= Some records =
▽

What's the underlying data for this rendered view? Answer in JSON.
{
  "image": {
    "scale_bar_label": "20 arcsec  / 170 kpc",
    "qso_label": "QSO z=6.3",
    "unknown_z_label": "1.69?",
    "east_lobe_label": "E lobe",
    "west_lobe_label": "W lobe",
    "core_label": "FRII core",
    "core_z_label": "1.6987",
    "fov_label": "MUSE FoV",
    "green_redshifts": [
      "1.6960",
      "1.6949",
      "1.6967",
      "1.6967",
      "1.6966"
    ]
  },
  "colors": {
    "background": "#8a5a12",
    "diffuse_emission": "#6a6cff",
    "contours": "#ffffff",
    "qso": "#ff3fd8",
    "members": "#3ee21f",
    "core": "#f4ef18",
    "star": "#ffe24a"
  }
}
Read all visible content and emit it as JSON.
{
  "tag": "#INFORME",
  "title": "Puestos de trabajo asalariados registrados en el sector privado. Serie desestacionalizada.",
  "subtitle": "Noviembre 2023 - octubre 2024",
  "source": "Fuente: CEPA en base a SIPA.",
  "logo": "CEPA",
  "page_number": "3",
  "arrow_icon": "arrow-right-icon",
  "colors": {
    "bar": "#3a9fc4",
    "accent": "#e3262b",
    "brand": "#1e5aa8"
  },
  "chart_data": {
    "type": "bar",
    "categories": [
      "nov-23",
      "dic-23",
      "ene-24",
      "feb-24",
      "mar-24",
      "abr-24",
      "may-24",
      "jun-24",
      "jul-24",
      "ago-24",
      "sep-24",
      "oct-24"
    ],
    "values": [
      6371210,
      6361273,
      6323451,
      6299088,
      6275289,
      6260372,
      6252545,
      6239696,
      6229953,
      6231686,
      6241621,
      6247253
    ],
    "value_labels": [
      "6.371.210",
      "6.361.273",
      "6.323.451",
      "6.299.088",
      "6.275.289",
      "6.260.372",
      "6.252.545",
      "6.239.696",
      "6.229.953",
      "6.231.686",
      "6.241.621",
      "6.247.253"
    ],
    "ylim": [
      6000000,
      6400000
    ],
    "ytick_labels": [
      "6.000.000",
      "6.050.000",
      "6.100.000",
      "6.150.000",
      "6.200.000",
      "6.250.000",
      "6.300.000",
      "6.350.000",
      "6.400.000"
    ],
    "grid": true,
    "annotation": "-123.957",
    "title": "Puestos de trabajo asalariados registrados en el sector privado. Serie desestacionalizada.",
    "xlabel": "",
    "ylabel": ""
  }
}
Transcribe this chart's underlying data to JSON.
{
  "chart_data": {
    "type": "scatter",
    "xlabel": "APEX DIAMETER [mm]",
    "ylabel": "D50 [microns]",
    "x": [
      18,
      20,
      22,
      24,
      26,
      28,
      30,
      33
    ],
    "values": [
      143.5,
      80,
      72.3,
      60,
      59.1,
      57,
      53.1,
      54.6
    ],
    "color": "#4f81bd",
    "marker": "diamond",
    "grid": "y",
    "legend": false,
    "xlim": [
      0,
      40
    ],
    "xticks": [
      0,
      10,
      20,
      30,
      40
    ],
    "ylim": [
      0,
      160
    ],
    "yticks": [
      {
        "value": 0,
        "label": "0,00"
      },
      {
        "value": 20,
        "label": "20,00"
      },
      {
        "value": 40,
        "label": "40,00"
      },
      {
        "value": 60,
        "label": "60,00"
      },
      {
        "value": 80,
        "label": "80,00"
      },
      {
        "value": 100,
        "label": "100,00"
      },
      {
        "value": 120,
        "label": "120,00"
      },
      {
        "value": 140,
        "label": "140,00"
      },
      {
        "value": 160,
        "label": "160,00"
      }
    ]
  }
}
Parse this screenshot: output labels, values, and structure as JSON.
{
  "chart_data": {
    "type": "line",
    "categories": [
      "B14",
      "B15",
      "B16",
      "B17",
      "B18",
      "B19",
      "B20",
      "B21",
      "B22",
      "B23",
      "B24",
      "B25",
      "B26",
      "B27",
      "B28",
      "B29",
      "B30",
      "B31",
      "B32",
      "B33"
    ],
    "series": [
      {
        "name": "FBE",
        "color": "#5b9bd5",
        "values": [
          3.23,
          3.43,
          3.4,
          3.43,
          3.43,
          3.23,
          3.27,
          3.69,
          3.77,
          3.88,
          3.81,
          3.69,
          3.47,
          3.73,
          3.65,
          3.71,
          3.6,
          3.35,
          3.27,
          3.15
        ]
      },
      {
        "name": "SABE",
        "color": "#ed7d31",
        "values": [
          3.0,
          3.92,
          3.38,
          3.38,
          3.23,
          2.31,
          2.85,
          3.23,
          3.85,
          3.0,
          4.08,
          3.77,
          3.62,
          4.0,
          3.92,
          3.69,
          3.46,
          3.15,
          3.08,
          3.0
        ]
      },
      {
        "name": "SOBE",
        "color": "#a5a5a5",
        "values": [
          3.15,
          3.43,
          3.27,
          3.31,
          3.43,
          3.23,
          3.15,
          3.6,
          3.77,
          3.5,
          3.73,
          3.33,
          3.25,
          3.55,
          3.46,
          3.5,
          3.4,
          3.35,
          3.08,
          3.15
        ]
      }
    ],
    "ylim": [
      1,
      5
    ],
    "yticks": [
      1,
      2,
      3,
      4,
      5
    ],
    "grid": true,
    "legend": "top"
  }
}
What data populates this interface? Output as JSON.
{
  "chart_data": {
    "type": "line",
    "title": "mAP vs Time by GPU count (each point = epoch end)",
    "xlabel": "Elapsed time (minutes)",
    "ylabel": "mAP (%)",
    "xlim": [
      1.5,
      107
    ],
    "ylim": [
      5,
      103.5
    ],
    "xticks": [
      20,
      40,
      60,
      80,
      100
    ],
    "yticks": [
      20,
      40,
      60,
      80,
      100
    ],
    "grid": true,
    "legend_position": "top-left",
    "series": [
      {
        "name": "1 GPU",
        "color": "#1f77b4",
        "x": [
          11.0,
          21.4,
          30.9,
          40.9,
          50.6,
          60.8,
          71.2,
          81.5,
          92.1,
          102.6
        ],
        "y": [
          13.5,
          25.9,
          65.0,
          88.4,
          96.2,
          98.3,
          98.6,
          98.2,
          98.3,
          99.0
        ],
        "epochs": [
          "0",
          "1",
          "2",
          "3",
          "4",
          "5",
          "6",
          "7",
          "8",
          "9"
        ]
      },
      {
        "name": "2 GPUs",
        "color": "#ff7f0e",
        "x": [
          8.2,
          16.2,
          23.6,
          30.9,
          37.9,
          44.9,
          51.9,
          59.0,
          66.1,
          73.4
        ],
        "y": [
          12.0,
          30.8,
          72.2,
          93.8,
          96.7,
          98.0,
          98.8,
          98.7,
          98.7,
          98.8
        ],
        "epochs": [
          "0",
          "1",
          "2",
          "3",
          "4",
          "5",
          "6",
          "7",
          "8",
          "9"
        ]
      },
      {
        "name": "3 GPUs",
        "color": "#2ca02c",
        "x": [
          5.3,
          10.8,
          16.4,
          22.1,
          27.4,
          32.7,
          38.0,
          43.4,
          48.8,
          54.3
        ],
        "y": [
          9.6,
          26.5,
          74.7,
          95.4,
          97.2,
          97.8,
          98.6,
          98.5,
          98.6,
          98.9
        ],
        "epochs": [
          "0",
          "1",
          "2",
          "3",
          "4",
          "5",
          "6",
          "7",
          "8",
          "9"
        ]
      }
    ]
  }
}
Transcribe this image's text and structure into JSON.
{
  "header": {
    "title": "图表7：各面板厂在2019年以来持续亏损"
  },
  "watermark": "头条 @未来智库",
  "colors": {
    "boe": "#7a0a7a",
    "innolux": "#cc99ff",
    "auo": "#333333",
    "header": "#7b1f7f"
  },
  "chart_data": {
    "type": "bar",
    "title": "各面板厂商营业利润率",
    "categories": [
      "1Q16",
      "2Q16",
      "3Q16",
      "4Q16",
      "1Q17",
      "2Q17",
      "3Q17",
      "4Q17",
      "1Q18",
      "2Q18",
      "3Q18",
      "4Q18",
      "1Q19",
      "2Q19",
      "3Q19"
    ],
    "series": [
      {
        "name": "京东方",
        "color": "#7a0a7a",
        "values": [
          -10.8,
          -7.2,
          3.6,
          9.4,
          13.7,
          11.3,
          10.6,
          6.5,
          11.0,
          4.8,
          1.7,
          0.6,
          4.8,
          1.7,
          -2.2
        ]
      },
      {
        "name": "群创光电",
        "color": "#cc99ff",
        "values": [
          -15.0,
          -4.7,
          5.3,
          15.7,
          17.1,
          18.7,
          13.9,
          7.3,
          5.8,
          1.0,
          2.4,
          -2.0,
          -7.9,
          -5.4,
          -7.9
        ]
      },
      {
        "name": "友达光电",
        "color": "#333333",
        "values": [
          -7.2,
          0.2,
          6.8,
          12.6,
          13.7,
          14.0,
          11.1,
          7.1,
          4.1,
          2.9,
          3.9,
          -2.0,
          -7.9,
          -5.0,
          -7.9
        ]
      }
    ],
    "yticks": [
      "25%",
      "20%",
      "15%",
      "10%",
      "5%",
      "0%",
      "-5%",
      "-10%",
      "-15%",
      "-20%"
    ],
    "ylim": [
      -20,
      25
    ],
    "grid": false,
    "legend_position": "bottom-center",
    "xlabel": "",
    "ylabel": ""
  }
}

△

= What to do =
Lines holding the word "JSON" should be counted across the entries; state only how many there are.

= Expected answer =
6